**Work instructions**: Extract each line holding the word "color" from the entries.

════

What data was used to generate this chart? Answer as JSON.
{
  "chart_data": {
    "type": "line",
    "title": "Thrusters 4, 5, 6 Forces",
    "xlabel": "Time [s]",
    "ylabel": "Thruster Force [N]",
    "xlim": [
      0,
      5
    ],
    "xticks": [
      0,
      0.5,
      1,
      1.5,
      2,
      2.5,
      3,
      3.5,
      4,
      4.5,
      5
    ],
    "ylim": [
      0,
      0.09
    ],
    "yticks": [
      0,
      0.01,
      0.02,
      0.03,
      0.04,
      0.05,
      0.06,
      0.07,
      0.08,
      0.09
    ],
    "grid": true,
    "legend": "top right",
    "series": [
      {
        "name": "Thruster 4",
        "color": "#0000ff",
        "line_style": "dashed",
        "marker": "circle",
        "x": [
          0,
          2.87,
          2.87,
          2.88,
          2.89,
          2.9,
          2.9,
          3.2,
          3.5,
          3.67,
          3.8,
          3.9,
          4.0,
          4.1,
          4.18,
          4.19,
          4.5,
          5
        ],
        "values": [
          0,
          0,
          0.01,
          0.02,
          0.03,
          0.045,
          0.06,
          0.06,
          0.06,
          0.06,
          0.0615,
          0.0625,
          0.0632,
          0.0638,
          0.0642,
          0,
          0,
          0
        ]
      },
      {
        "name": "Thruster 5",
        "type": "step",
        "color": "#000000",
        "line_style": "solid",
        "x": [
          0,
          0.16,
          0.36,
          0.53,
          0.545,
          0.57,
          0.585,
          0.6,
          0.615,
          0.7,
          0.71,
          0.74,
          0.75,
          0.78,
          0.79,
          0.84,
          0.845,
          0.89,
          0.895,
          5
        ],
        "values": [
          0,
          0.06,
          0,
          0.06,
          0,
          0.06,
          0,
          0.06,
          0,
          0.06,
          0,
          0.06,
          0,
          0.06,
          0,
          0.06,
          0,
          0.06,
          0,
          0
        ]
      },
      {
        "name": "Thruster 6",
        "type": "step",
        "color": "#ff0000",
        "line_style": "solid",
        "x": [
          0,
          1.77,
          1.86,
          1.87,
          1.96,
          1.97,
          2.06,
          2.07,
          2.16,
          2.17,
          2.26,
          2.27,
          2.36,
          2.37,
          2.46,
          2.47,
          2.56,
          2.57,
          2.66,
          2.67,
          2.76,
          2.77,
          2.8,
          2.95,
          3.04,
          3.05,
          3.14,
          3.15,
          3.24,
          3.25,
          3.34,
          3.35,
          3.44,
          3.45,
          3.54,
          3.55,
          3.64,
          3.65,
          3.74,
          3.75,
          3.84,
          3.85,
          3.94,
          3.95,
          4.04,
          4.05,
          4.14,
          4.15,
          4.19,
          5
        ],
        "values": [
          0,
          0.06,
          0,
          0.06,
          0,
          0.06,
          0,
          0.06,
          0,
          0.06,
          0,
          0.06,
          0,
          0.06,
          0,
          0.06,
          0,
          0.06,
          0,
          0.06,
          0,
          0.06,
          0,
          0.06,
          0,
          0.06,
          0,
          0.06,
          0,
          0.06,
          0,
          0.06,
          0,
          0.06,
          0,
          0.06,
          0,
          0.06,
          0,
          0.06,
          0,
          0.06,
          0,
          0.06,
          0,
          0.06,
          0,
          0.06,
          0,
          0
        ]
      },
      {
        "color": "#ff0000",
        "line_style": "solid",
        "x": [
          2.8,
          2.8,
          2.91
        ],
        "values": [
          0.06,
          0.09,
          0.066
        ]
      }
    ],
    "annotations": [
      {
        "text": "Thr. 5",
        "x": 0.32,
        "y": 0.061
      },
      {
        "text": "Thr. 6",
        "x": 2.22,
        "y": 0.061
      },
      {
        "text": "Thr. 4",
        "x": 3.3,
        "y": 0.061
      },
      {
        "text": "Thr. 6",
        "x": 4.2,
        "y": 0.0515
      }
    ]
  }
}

════

**Answer to this task**:
        "color": "#0000ff",
        "color": "#000000",
        "color": "#ff0000",
        "color": "#ff0000",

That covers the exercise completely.